| Your objective |
Make an exact copy of all the data.
┌────────
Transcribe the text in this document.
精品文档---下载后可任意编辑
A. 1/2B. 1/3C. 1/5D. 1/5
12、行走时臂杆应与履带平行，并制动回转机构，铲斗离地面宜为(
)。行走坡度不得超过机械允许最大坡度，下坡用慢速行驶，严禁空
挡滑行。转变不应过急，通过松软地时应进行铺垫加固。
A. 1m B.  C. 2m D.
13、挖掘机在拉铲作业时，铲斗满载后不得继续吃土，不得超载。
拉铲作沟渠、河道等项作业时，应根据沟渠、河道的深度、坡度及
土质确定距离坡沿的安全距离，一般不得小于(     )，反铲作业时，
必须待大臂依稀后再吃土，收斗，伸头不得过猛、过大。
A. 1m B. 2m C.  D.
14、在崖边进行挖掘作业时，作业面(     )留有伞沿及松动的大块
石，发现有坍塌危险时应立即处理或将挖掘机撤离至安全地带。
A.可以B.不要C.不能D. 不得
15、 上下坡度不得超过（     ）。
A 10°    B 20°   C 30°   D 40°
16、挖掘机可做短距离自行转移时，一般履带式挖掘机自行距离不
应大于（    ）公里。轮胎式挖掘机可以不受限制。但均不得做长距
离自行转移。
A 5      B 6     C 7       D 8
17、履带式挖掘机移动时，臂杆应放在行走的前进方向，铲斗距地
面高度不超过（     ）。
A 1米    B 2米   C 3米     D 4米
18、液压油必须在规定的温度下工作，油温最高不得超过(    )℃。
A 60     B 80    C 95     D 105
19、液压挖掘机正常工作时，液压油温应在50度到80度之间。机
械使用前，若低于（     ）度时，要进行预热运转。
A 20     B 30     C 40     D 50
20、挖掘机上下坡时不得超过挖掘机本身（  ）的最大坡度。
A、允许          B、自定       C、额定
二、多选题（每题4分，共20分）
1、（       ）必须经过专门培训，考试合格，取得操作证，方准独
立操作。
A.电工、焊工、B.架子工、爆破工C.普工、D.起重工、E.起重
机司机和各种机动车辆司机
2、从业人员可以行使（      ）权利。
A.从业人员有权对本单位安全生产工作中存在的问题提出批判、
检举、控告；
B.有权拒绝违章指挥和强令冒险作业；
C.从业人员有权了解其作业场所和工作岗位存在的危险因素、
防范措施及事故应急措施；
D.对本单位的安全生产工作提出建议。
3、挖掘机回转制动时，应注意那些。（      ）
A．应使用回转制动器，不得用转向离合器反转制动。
└────────
| Task response |
Transcribe the text in this document.
精品文档---下载后可任意编辑
A. 1/2B. 1/3C. 1/5D. 1/5
12、行走时臂杆应与履带平行，并制动回转机构，铲斗离地面宜为(
)。行走坡度不得超过机械允许最大坡度，下坡用慢速行驶，严禁空
挡滑行。转变不应过急，通过松软地时应进行铺垫加固。
A. 1m B.  C. 2m D.
13、挖掘机在拉铲作业时，铲斗满载后不得继续吃土，不得超载。
拉铲作沟渠、河道等项作业时，应根据沟渠、河道的深度、坡度及
土质确定距离坡沿的安全距离，一般不得小于(     )，反铲作业时，
必须待大臂依稀后再吃土，收斗，伸头不得过猛、过大。
A. 1m B. 2m C.  D.
14、在崖边进行挖掘作业时，作业面(     )留有伞沿及松动的大块
石，发现有坍塌危险时应立即处理或将挖掘机撤离至安全地带。
A.可以B.不要C.不能D. 不得
15、 上下坡度不得超过（     ）。
A 10°    B 20°   C 30°   D 40°
16、挖掘机可做短距离自行转移时，一般履带式挖掘机自行距离不
应大于（    ）公里。轮胎式挖掘机可以不受限制。但均不得做长距
离自行转移。
A 5      B 6     C 7       D 8
17、履带式挖掘机移动时，臂杆应放在行走的前进方向，铲斗距地
面高度不超过（     ）。
A 1米    B 2米   C 3米     D 4米
18、液压油必须在规定的温度下工作，油温最高不得超过(    )℃。
A 60     B 80    C 95     D 105
19、液压挖掘机正常工作时，液压油温应在50度到80度之间。机
械使用前，若低于（     ）度时，要进行预热运转。
A 20     B 30     C 40     D 50
20、挖掘机上下坡时不得超过挖掘机本身（  ）的最大坡度。
A、允许          B、自定       C、额定
二、多选题（每题4分，共20分）
1、（       ）必须经过专门培训，考试合格，取得操作证，方准独
立操作。
A.电工、焊工、B.架子工、爆破工C.普工、D.起重工、E.起重
机司机和各种机动车辆司机
2、从业人员可以行使（      ）权利。
A.从业人员有权对本单位安全生产工作中存在的问题提出批判、
检举、控告；
B.有权拒绝违章指挥和强令冒险作业；
C.从业人员有权了解其作业场所和工作岗位存在的危险因素、
防范措施及事故应急措施；
D.对本单位的安全生产工作提出建议。
3、挖掘机回转制动时，应注意那些。（      ）
A．应使用回转制动器，不得用转向离合器反转制动。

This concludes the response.